(Records from a data collection)
○ ○ ○ ○ ○

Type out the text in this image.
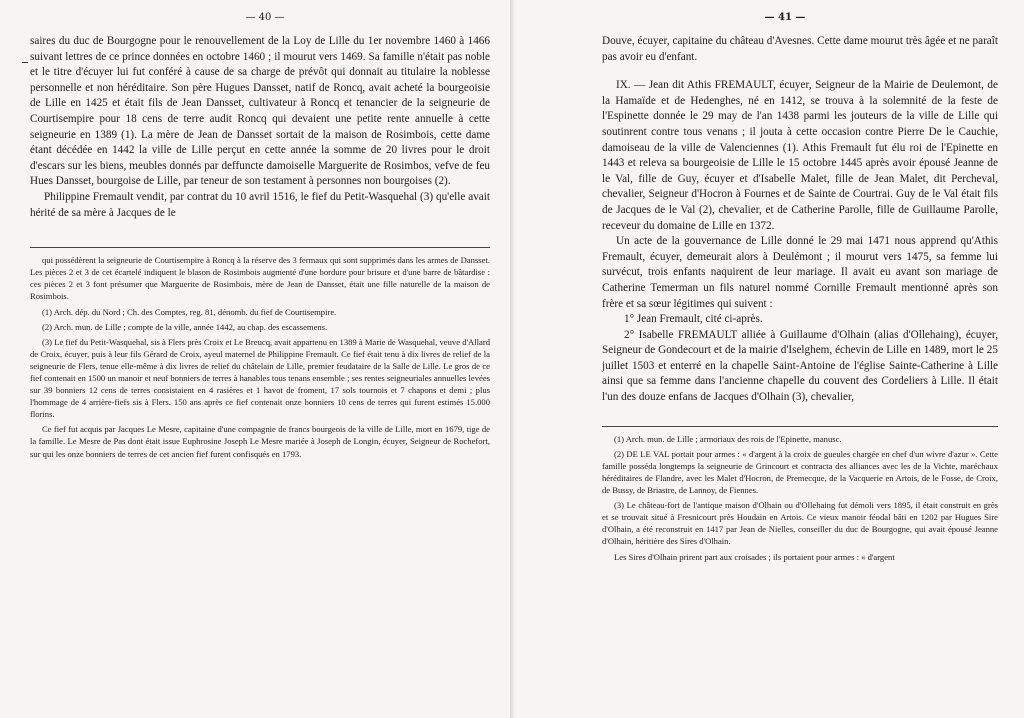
— 40 —

saires du duc de Bourgogne pour le renouvellement de la Loy de Lille du 1er novembre 1460 à 1466 suivant lettres de ce prince données en octobre 1460 ; il mourut vers 1469. Sa famille n'était pas noble et le titre d'écuyer lui fut conféré à cause de sa charge de prévôt qui donnait au titulaire la noblesse personnelle et non héréditaire. Son père Hugues Dansset, natif de Roncq, avait acheté la bourgeoisie de Lille en 1425 et était fils de Jean Dansset, cultivateur à Roncq et tenancier de la seigneurie de Courtisempire pour 18 cens de terre audit Roncq qui devaient une petite rente annuelle à cette seigneurie en 1389 (1). La mère de Jean de Dansset sortait de la maison de Rosimbois, cette dame étant décédée en 1442 la ville de Lille perçut en cette année la somme de 20 livres pour le droit d'escars sur les biens, meubles donnés par deffuncte damoiselle Marguerite de Rosimbos, vefve de feu Hues Dansset, bourgoise de Lille, par teneur de son testament à personnes non bourgoises (2).

Philippine Fremault vendit, par contrat du 10 avril 1516, le fief du Petit-Wasquehal (3) qu'elle avait hérité de sa mère à Jacques de le

qui possédèrent la seigneurie de Courtisempire à Roncq à la réserve des 3 fermaux qui sont supprimés dans les armes de Dansset. Les pièces 2 et 3 de cet écartelé indiquent le blason de Rosimbois augmenté d'une bordure pour brisure et d'une barre de bâtardise : ces pièces 2 et 3 font présumer que Marguerite de Rosimbois, mère de Jean de Dansset, était une fille naturelle de la maison de Rosimbois.

(1) Arch. dép. du Nord ; Ch. des Comptes, reg. 81, dénomb. du fief de Courtisempire.

(2) Arch. mun. de Lille ; compte de la ville, année 1442, au chap. des escassemens.

(3) Le fief du Petit-Wasquehal, sis à Flers près Croix et Le Breucq, avait appartenu en 1389 à Marie de Wasquehal, veuve d'Allard de Croix, écuyer, puis à leur fils Gérard de Croix, ayeul maternel de Philippine Fremault. Ce fief était tenu à dix livres de relief de la seigneurie de Flers, tenue elle-même à dix livres de relief du châtelain de Lille, premier feudataire de la Salle de Lille. Le gros de ce fief contenait en 1500 un manoir et neuf bonniers de terres à hanables tous tenans ensemble ; ses rentes seigneuriales annuelles levées sur 39 bonniers 12 cens de terres consistaient en 4 rasières et 1 havot de froment, 17 sols tournois et 7 chapons et demi ; plus l'hommage de 4 arrière-fiefs sis à Flers. 150 ans après ce fief contenait onze bonniers 10 cens de terres qui furent estimés 15.000 florins.

Ce fief fut acquis par Jacques Le Mesre, capitaine d'une compagnie de francs bourgeois de la ville de Lille, mort en 1679, tige de la famille. Le Mesre de Pas dont était issue Euphrosine Joseph Le Mesre mariée à Joseph de Longin, écuyer, Seigneur de Rochefort, sur qui les onze bonniers de terres de cet ancien fief furent confisqués en 1793.

— 41 —

Douve, écuyer, capitaine du château d'Avesnes. Cette dame mourut très âgée et ne paraît pas avoir eu d'enfant.

IX. — Jean dit Athis FREMAULT, écuyer, Seigneur de la Mairie de Deulemont, de la Hamaïde et de Hedenghes, né en 1412, se trouva à la solemnité de la feste de l'Espinette donnée le 29 may de l'an 1438 parmi les jouteurs de la ville de Lille qui soutinrent contre tous venans ; il jouta à cette occasion contre Pierre De le Cauchie, damoiseau de la ville de Valenciennes (1). Athis Fremault fut élu roi de l'Epinette en 1443 et releva sa bourgeoisie de Lille le 15 octobre 1445 après avoir épousé Jeanne de le Val, fille de Guy, écuyer et d'Isabelle Malet, fille de Jean Malet, dit Percheval, chevalier, Seigneur d'Hocron à Fournes et de Sainte de Courtrai. Guy de le Val était fils de Jacques de le Val (2), chevalier, et de Catherine Parolle, fille de Guillaume Parolle, receveur du domaine de Lille en 1372.

Un acte de la gouvernance de Lille donné le 29 mai 1471 nous apprend qu'Athis Fremault, écuyer, demeurait alors à Deulémont ; il mourut vers 1475, sa femme lui survécut, trois enfants naquirent de leur mariage. Il avait eu avant son mariage de Catherine Temerman un fils naturel nommé Cornille Fremault mentionné après son frère et sa sœur légitimes qui suivent :

1° Jean Fremault, cité ci-après.

2° Isabelle FREMAULT alliée à Guillaume d'Olhain (alias d'Ollehaing), écuyer, Seigneur de Gondecourt et de la mairie d'Iselghem, échevin de Lille en 1489, mort le 25 juillet 1503 et enterré en la chapelle Saint-Antoine de l'église Sainte-Catherine à Lille ainsi que sa femme dans l'ancienne chapelle du couvent des Cordeliers à Lille. Il était l'un des douze enfans de Jacques d'Olhain (3), chevalier,

(1) Arch. mun. de Lille ; armoriaux des rois de l'Epinette, manusc.

(2) DE LE VAL portait pour armes : « d'argent à la croix de gueules chargée en chef d'un wivre d'azur ». Cette famille posséda longtemps la seigneurie de Grincourt et contracta des alliances avec les de la Vichte, maréchaux héréditaires de Flandre, avec les Malet d'Hocron, de Premecque, de la Vacquerie en Artois, de le Fosse, de Croix, de Bussy, de Briastre, de Lannoy, de Fiennes.

(3) Le château-fort de l'antique maison d'Olhain ou d'Ollehaing fut démoli vers 1895, il était construit en grès et se trouvait situé à Fresnicourt près Houdain en Artois. Ce vieux manoir féodal bâti en 1202 par Hugues Sire d'Olhain, a été reconstruit en 1417 par Jean de Nielles, conseiller du duc de Bourgogne, qui avait épousé Jeanne d'Olhain, héritière des Sires d'Olhain.

Les Sires d'Olhain prirent part aux croisades ; ils portaient pour armes : « d'argent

○ ○ ○ ○ ○

▶ _TASK DESCRIPTION_:
Without the pictures, repeat all the records word for word.

▶ _THE COMPLETED TASK_:
Type out the text in this image.
— 40 —

saires du duc de Bourgogne pour le renouvellement de la Loy de Lille du 1er novembre 1460 à 1466 suivant lettres de ce prince données en octobre 1460 ; il mourut vers 1469. Sa famille n'était pas noble et le titre d'écuyer lui fut conféré à cause de sa charge de prévôt qui donnait au titulaire la noblesse personnelle et non héréditaire. Son père Hugues Dansset, natif de Roncq, avait acheté la bourgeoisie de Lille en 1425 et était fils de Jean Dansset, cultivateur à Roncq et tenancier de la seigneurie de Courtisempire pour 18 cens de terre audit Roncq qui devaient une petite rente annuelle à cette seigneurie en 1389 (1). La mère de Jean de Dansset sortait de la maison de Rosimbois, cette dame étant décédée en 1442 la ville de Lille perçut en cette année la somme de 20 livres pour le droit d'escars sur les biens, meubles donnés par deffuncte damoiselle Marguerite de Rosimbos, vefve de feu Hues Dansset, bourgoise de Lille, par teneur de son testament à personnes non bourgoises (2).

Philippine Fremault vendit, par contrat du 10 avril 1516, le fief du Petit-Wasquehal (3) qu'elle avait hérité de sa mère à Jacques de le

qui possédèrent la seigneurie de Courtisempire à Roncq à la réserve des 3 fermaux qui sont supprimés dans les armes de Dansset. Les pièces 2 et 3 de cet écartelé indiquent le blason de Rosimbois augmenté d'une bordure pour brisure et d'une barre de bâtardise : ces pièces 2 et 3 font présumer que Marguerite de Rosimbois, mère de Jean de Dansset, était une fille naturelle de la maison de Rosimbois.

(1) Arch. dép. du Nord ; Ch. des Comptes, reg. 81, dénomb. du fief de Courtisempire.

(2) Arch. mun. de Lille ; compte de la ville, année 1442, au chap. des escassemens.

(3) Le fief du Petit-Wasquehal, sis à Flers près Croix et Le Breucq, avait appartenu en 1389 à Marie de Wasquehal, veuve d'Allard de Croix, écuyer, puis à leur fils Gérard de Croix, ayeul maternel de Philippine Fremault. Ce fief était tenu à dix livres de relief de la seigneurie de Flers, tenue elle-même à dix livres de relief du châtelain de Lille, premier feudataire de la Salle de Lille. Le gros de ce fief contenait en 1500 un manoir et neuf bonniers de terres à hanables tous tenans ensemble ; ses rentes seigneuriales annuelles levées sur 39 bonniers 12 cens de terres consistaient en 4 rasières et 1 havot de froment, 17 sols tournois et 7 chapons et demi ; plus l'hommage de 4 arrière-fiefs sis à Flers. 150 ans après ce fief contenait onze bonniers 10 cens de terres qui furent estimés 15.000 florins.

Ce fief fut acquis par Jacques Le Mesre, capitaine d'une compagnie de francs bourgeois de la ville de Lille, mort en 1679, tige de la famille. Le Mesre de Pas dont était issue Euphrosine Joseph Le Mesre mariée à Joseph de Longin, écuyer, Seigneur de Rochefort, sur qui les onze bonniers de terres de cet ancien fief furent confisqués en 1793.

— 41 —

Douve, écuyer, capitaine du château d'Avesnes. Cette dame mourut très âgée et ne paraît pas avoir eu d'enfant.

IX. — Jean dit Athis FREMAULT, écuyer, Seigneur de la Mairie de Deulemont, de la Hamaïde et de Hedenghes, né en 1412, se trouva à la solemnité de la feste de l'Espinette donnée le 29 may de l'an 1438 parmi les jouteurs de la ville de Lille qui soutinrent contre tous venans ; il jouta à cette occasion contre Pierre De le Cauchie, damoiseau de la ville de Valenciennes (1). Athis Fremault fut élu roi de l'Epinette en 1443 et releva sa bourgeoisie de Lille le 15 octobre 1445 après avoir épousé Jeanne de le Val, fille de Guy, écuyer et d'Isabelle Malet, fille de Jean Malet, dit Percheval, chevalier, Seigneur d'Hocron à Fournes et de Sainte de Courtrai. Guy de le Val était fils de Jacques de le Val (2), chevalier, et de Catherine Parolle, fille de Guillaume Parolle, receveur du domaine de Lille en 1372.

Un acte de la gouvernance de Lille donné le 29 mai 1471 nous apprend qu'Athis Fremault, écuyer, demeurait alors à Deulémont ; il mourut vers 1475, sa femme lui survécut, trois enfants naquirent de leur mariage. Il avait eu avant son mariage de Catherine Temerman un fils naturel nommé Cornille Fremault mentionné après son frère et sa sœur légitimes qui suivent :

1° Jean Fremault, cité ci-après.

2° Isabelle FREMAULT alliée à Guillaume d'Olhain (alias d'Ollehaing), écuyer, Seigneur de Gondecourt et de la mairie d'Iselghem, échevin de Lille en 1489, mort le 25 juillet 1503 et enterré en la chapelle Saint-Antoine de l'église Sainte-Catherine à Lille ainsi que sa femme dans l'ancienne chapelle du couvent des Cordeliers à Lille. Il était l'un des douze enfans de Jacques d'Olhain (3), chevalier,

(1) Arch. mun. de Lille ; armoriaux des rois de l'Epinette, manusc.

(2) DE LE VAL portait pour armes : « d'argent à la croix de gueules chargée en chef d'un wivre d'azur ». Cette famille posséda longtemps la seigneurie de Grincourt et contracta des alliances avec les de la Vichte, maréchaux héréditaires de Flandre, avec les Malet d'Hocron, de Premecque, de la Vacquerie en Artois, de le Fosse, de Croix, de Bussy, de Briastre, de Lannoy, de Fiennes.

(3) Le château-fort de l'antique maison d'Olhain ou d'Ollehaing fut démoli vers 1895, il était construit en grès et se trouvait situé à Fresnicourt près Houdain en Artois. Ce vieux manoir féodal bâti en 1202 par Hugues Sire d'Olhain, a été reconstruit en 1417 par Jean de Nielles, conseiller du duc de Bourgogne, qui avait épousé Jeanne d'Olhain, héritière des Sires d'Olhain.

Les Sires d'Olhain prirent part aux croisades ; ils portaient pour armes : « d'argent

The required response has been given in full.